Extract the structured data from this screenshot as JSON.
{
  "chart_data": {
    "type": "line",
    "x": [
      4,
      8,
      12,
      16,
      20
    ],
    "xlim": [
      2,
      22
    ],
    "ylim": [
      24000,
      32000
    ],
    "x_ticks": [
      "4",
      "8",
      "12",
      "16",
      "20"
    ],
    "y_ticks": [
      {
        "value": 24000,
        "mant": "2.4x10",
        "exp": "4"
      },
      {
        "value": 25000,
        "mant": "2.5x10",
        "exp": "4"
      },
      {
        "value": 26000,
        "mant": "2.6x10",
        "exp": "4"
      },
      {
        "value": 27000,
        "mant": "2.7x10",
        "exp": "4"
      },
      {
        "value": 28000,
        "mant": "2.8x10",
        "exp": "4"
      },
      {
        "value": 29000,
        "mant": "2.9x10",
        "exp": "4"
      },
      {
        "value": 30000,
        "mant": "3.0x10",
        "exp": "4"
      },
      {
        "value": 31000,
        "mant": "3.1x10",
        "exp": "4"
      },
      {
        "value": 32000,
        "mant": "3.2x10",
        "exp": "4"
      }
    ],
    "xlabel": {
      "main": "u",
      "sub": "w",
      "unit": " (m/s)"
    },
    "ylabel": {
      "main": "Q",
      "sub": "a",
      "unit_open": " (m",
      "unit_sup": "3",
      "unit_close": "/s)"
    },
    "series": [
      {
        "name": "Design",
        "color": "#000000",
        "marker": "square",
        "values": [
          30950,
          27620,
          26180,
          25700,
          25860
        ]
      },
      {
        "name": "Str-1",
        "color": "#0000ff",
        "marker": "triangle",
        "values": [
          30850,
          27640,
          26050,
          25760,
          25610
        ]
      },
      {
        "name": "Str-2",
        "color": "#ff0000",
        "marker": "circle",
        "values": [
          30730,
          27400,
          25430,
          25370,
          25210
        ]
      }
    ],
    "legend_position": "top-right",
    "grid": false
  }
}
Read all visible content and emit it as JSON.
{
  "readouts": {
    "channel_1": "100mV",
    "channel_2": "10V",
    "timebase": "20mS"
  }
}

##############################

» **TASK GOAL**:
Work out how many lines of the data above contain the string "mant" and give the number alone.

» **THE REPLY**:
9